***** DATA FOR THIS EXERCISE *****

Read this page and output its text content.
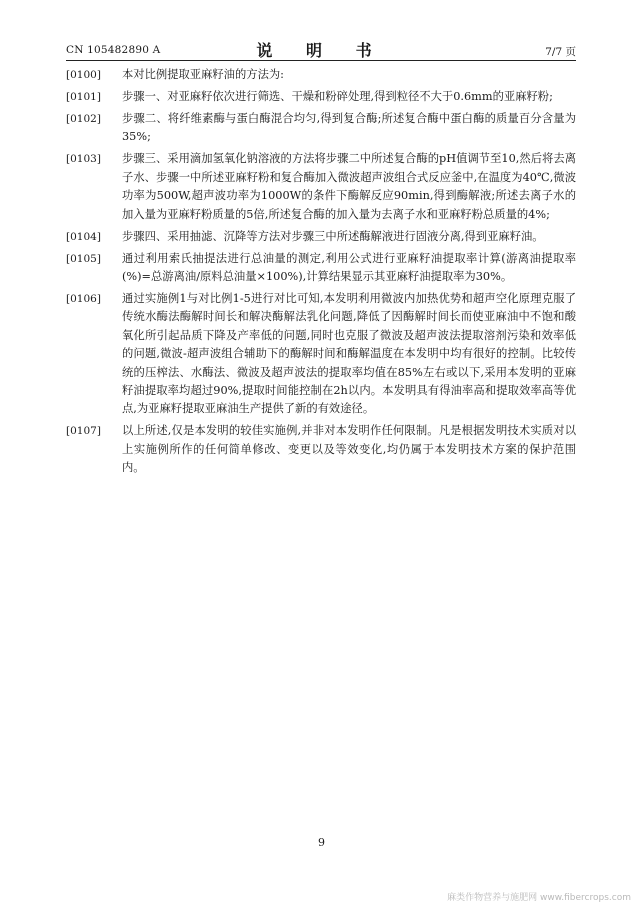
CN 105482890 A	说 明 书	7/7 页
[0100] 本对比例提取亚麻籽油的方法为:
[0101] 步骤一、对亚麻籽依次进行筛选、干燥和粉碎处理,得到粒径不大于0.6mm的亚麻籽粉;
[0102] 步骤二、将纤维素酶与蛋白酶混合均匀,得到复合酶;所述复合酶中蛋白酶的质量百分含量为35%;
[0103] 步骤三、采用滴加氢氧化钠溶液的方法将步骤二中所述复合酶的pH值调节至10,然后将去离子水、步骤一中所述亚麻籽粉和复合酶加入微波超声波组合式反应釜中,在温度为40℃,微波功率为500W,超声波功率为1000W的条件下酶解反应90min,得到酶解液;所述去离子水的加入量为亚麻籽粉质量的5倍,所述复合酶的加入量为去离子水和亚麻籽粉总质量的4%;
[0104] 步骤四、采用抽滤、沉降等方法对步骤三中所述酶解液进行固液分离,得到亚麻籽油。
[0105] 通过利用索氏抽提法进行总油量的测定,利用公式进行亚麻籽油提取率计算(游离油提取率(%)=总游离油/原料总油量×100%),计算结果显示其亚麻籽油提取率为30%。
[0106] 通过实施例1与对比例1-5进行对比可知,本发明利用微波内加热优势和超声空化原理克服了传统水酶法酶解时间长和解决酶解法乳化问题,降低了因酶解时间长而使亚麻油中不饱和酸氧化所引起品质下降及产率低的问题,同时也克服了微波及超声波法提取溶剂污染和效率低的问题,微波-超声波组合辅助下的酶解时间和酶解温度在本发明中均有很好的控制。比较传统的压榨法、水酶法、微波及超声波法的提取率均值在85%左右或以下,采用本发明的亚麻籽油提取率均超过90%,提取时间能控制在2h以内。本发明具有得油率高和提取效率高等优点,为亚麻籽提取亚麻油生产提供了新的有效途径。
[0107] 以上所述,仅是本发明的较佳实施例,并非对本发明作任何限制。凡是根据发明技术实质对以上实施例所作的任何简单修改、变更以及等效变化,均仍属于本发明技术方案的保护范围内。
9
麻类作物营养与施肥网 www.fibercrops.com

*****

__GIVEN PROBLEM__: Your task is to return the entries above exactly, with no pictures.

__THE RESPONSE__:
Read this page and output its text content.
CN 105482890 A	说 明 书	7/7 页
[0100] 本对比例提取亚麻籽油的方法为:
[0101] 步骤一、对亚麻籽依次进行筛选、干燥和粉碎处理,得到粒径不大于0.6mm的亚麻籽粉;
[0102] 步骤二、将纤维素酶与蛋白酶混合均匀,得到复合酶;所述复合酶中蛋白酶的质量百分含量为35%;
[0103] 步骤三、采用滴加氢氧化钠溶液的方法将步骤二中所述复合酶的pH值调节至10,然后将去离子水、步骤一中所述亚麻籽粉和复合酶加入微波超声波组合式反应釜中,在温度为40℃,微波功率为500W,超声波功率为1000W的条件下酶解反应90min,得到酶解液;所述去离子水的加入量为亚麻籽粉质量的5倍,所述复合酶的加入量为去离子水和亚麻籽粉总质量的4%;
[0104] 步骤四、采用抽滤、沉降等方法对步骤三中所述酶解液进行固液分离,得到亚麻籽油。
[0105] 通过利用索氏抽提法进行总油量的测定,利用公式进行亚麻籽油提取率计算(游离油提取率(%)=总游离油/原料总油量×100%),计算结果显示其亚麻籽油提取率为30%。
[0106] 通过实施例1与对比例1-5进行对比可知,本发明利用微波内加热优势和超声空化原理克服了传统水酶法酶解时间长和解决酶解法乳化问题,降低了因酶解时间长而使亚麻油中不饱和酸氧化所引起品质下降及产率低的问题,同时也克服了微波及超声波法提取溶剂污染和效率低的问题,微波-超声波组合辅助下的酶解时间和酶解温度在本发明中均有很好的控制。比较传统的压榨法、水酶法、微波及超声波法的提取率均值在85%左右或以下,采用本发明的亚麻籽油提取率均超过90%,提取时间能控制在2h以内。本发明具有得油率高和提取效率高等优点,为亚麻籽提取亚麻油生产提供了新的有效途径。
[0107] 以上所述,仅是本发明的较佳实施例,并非对本发明作任何限制。凡是根据发明技术实质对以上实施例所作的任何简单修改、变更以及等效变化,均仍属于本发明技术方案的保护范围内。
9
麻类作物营养与施肥网 www.fibercrops.com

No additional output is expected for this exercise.